* Prompt: List all the lines in these records that hold "гуллар".
--- Begin Available data ---
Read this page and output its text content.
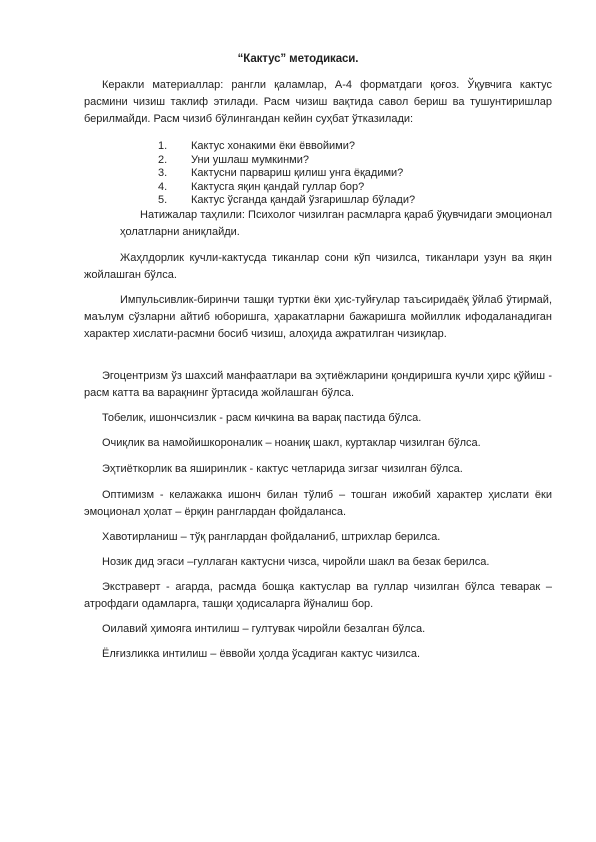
“Кактус” методикаси.

Керакли материаллар: рангли қаламлар, А-4 форматдаги қоғоз. Ўқувчига кактус расмини чизиш таклиф этилади. Расм чизиш вақтида савол бериш ва тушунтиришлар берилмайди. Расм чизиб бўлингандан кейин суҳбат ўтказилади:

1.	Кактус хонакими ёки ёввойими?
2.	Уни ушлаш мумкинми?
3.	Кактусни парвариш қилиш унга ёқадими?
4.	Кактусга яқин қандай гуллар бор?
5.	Кактус ўсганда қандай ўзгаришлар бўлади?

Натижалар таҳлили: Психолог чизилган расмларга қараб ўқувчидаги эмоционал ҳолатларни аниқлайди.

Жаҳлдорлик кучли-кактусда тиканлар сони кўп чизилса, тиканлари узун ва яқин жойлашган бўлса.

Импульсивлик-биринчи ташқи туртки ёки ҳис-туйғулар таъсиридаёқ ўйлаб ўтирмай, маълум сўзларни айтиб юборишга, ҳаракатларни бажаришга мойиллик ифодаланадиган характер хислати-расмни босиб чизиш, алоҳида ажратилган чизиқлар.

Эгоцентризм ўз шахсий манфаатлари ва эҳтиёжларини қондиришга кучли ҳирс қўйиш - расм катта ва варақнинг ўртасида жойлашган бўлса.

Тобелик, ишончсизлик - расм кичкина ва варақ пастида бўлса.

Очиқлик ва намойишкороналик – ноаниқ шакл, куртаклар чизилган бўлса.

Эҳтиёткорлик ва яширинлик - кактус четларида зигзаг чизилган бўлса.

Оптимизм - келажакка ишонч билан тўлиб – тошган ижобий характер ҳислати ёки эмоционал ҳолат – ёрқин ранглардан фойдаланса.

Хавотирланиш – тўқ ранглардан фойдаланиб, штрихлар берилса.

Нозик дид эгаси –гуллаган кактусни чизса, чиройли шакл ва безак берилса.

Экстраверт - агарда, расмда бошқа кактуслар ва гуллар чизилган бўлса теварак – атрофдаги одамларга, ташқи ҳодисаларга йўналиш бор.

Оилавий ҳимояга интилиш – гултувак чиройли безалган бўлса.

Ёлғизликка интилиш – ёввойи ҳолда ўсадиган кактус чизилса.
--- End Available data ---
* Full output:
4.	Кактусга яқин қандай гуллар бор?
Экстраверт - агарда, расмда бошқа кактуслар ва гуллар чизилган бўлса теварак – атрофдаги одамларга, ташқи ҳодисаларга йўналиш бор.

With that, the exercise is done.